_Exercise goal_:
Find how many lines in the material hold the word "every", then state that number and nothing more.

(Data entries)
▬▬▬

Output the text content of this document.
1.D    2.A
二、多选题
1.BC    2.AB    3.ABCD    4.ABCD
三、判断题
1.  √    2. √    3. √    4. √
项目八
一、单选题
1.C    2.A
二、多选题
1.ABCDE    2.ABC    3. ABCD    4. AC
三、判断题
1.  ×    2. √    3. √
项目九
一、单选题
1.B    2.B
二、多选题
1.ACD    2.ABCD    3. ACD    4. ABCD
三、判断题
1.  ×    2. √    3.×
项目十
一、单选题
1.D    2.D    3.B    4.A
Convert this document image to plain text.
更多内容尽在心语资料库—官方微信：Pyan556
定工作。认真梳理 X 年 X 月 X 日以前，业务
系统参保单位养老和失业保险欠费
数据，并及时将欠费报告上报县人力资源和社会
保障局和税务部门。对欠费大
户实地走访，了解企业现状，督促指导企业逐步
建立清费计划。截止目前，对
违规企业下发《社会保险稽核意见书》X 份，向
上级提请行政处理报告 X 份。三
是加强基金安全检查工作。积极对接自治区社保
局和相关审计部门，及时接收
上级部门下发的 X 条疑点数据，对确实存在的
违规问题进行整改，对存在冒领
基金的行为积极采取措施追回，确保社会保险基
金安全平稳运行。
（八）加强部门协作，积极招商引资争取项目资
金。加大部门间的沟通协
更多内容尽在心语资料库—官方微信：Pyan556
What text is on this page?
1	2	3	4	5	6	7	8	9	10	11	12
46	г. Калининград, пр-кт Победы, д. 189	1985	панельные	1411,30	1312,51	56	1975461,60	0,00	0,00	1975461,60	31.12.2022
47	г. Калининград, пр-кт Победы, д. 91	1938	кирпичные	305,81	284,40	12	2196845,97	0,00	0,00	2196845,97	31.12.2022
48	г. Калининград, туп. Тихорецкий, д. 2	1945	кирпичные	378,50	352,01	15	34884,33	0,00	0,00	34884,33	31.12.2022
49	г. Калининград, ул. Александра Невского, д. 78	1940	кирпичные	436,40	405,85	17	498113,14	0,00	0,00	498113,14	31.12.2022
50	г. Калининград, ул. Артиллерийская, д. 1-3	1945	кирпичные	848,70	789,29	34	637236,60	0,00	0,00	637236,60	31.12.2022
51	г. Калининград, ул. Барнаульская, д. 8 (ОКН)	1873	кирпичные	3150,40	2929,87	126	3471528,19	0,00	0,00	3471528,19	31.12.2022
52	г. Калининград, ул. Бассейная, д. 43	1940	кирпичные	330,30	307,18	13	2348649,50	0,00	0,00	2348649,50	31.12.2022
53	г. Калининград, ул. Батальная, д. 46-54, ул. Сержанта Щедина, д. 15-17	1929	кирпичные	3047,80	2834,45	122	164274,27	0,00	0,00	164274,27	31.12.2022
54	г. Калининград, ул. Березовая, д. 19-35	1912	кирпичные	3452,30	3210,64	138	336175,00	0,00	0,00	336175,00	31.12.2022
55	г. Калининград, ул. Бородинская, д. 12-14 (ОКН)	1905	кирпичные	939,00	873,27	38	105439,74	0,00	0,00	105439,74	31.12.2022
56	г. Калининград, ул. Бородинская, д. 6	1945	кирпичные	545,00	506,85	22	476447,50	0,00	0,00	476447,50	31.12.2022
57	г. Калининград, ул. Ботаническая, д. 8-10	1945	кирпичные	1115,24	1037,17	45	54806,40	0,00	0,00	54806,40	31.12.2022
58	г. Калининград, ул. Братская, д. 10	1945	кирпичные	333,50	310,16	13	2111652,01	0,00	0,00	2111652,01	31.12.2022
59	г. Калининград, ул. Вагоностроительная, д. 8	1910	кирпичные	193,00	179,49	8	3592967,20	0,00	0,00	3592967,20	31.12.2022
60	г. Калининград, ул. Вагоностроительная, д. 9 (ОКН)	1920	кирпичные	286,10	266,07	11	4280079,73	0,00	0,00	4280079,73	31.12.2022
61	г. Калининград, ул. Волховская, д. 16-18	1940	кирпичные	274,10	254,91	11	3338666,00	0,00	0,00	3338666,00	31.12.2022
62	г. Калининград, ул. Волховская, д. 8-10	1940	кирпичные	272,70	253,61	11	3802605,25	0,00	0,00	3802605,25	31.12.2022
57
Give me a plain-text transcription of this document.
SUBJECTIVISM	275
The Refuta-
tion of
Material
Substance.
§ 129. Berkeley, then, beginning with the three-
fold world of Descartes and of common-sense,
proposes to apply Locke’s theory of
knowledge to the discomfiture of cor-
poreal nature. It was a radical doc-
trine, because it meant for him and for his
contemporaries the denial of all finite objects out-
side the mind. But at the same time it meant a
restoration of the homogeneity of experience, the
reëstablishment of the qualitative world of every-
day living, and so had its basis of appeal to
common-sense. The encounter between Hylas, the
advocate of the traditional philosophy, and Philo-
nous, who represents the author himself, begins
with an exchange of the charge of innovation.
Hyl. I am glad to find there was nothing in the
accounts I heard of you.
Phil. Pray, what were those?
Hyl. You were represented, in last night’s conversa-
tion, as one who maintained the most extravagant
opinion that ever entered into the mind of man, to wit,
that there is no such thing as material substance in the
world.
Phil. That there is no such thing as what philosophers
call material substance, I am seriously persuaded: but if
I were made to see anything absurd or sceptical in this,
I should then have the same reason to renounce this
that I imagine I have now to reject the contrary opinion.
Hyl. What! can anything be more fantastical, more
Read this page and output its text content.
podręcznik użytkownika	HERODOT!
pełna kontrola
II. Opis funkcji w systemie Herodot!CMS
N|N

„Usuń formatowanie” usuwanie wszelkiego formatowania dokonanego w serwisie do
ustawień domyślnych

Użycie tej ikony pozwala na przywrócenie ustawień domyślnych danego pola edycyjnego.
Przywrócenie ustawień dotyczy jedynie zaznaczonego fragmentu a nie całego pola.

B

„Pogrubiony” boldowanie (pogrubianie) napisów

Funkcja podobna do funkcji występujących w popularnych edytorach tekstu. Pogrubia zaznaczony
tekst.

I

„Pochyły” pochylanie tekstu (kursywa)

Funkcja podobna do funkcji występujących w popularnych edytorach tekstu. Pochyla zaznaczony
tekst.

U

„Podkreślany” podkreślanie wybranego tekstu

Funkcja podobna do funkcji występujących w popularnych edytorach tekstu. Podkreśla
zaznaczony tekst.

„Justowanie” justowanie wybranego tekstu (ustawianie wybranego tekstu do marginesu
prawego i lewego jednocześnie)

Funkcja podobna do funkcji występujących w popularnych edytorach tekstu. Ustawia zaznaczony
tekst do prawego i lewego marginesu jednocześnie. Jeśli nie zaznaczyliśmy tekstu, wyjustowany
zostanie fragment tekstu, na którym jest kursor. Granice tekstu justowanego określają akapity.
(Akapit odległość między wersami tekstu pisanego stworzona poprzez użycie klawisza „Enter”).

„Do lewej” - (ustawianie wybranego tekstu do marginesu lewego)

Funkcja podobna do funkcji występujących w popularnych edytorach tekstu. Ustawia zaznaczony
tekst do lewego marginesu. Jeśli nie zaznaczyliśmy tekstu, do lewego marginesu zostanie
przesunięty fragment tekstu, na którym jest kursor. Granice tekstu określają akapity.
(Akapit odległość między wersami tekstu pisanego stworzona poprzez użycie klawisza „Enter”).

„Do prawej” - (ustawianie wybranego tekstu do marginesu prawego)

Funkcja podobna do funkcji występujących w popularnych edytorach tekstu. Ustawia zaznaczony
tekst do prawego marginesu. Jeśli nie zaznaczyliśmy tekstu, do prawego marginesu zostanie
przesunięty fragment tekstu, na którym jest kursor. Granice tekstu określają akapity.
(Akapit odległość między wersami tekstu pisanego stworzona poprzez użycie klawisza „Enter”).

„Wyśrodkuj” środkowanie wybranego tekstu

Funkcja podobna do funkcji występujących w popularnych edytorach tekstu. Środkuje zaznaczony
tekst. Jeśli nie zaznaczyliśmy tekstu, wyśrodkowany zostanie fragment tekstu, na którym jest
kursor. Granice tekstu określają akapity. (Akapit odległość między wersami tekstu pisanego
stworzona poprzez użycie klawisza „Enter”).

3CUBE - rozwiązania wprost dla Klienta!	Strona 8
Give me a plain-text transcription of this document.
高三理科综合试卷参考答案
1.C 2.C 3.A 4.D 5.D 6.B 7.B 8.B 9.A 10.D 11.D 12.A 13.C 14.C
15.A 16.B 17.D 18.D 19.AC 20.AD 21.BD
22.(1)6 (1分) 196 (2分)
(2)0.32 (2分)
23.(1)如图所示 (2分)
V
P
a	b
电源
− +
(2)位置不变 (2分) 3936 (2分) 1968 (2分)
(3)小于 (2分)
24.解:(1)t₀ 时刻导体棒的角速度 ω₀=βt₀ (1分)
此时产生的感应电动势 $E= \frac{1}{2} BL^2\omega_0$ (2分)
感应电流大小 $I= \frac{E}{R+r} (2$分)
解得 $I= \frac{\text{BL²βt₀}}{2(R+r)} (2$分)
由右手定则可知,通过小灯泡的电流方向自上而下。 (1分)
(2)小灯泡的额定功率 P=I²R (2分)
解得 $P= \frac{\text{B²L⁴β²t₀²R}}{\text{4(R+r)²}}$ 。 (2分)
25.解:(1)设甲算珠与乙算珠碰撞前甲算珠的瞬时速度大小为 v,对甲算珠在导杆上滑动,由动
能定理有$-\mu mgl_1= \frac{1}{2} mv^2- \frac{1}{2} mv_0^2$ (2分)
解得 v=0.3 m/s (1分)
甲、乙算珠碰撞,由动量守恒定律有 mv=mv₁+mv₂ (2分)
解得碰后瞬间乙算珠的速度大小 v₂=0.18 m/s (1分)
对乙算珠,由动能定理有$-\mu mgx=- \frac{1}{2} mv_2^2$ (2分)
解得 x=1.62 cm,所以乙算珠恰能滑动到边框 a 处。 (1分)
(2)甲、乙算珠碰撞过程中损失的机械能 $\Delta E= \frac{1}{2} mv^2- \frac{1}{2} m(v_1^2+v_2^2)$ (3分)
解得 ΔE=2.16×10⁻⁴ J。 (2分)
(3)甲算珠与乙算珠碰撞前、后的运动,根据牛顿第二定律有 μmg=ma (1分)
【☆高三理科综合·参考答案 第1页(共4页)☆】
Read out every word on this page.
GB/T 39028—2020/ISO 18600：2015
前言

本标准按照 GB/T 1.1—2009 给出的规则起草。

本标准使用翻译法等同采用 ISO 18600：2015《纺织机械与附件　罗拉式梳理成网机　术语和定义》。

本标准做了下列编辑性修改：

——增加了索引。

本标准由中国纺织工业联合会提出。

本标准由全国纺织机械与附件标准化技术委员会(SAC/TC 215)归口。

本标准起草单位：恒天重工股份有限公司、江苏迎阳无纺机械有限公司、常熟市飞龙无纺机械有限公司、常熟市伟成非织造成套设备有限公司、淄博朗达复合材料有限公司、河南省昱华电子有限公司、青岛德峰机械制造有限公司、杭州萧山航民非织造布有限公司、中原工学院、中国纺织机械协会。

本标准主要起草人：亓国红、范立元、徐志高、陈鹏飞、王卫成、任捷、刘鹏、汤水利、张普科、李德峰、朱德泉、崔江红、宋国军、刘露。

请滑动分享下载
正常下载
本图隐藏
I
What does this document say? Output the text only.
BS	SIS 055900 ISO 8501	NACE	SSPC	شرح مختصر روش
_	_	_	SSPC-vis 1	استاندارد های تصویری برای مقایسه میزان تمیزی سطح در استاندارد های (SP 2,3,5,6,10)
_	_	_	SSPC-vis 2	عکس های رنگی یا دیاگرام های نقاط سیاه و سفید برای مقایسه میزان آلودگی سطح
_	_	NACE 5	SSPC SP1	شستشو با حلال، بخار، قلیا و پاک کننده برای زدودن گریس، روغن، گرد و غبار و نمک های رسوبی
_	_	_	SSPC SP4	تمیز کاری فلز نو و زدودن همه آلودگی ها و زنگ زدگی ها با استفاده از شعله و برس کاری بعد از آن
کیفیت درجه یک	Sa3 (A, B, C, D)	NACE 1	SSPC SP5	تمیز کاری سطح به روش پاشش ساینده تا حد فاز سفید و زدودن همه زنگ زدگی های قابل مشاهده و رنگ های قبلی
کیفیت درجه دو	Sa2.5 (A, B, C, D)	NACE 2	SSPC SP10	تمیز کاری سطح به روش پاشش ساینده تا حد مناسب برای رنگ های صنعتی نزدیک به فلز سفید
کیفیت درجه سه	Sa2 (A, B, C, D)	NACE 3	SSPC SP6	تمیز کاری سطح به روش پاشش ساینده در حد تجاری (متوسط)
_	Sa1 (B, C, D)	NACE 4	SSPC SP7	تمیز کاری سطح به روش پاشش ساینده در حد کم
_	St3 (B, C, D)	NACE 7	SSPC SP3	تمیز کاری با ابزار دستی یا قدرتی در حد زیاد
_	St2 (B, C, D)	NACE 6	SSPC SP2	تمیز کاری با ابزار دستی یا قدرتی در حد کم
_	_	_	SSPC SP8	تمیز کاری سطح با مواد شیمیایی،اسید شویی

▬▬▬

_Answer to this task_:
2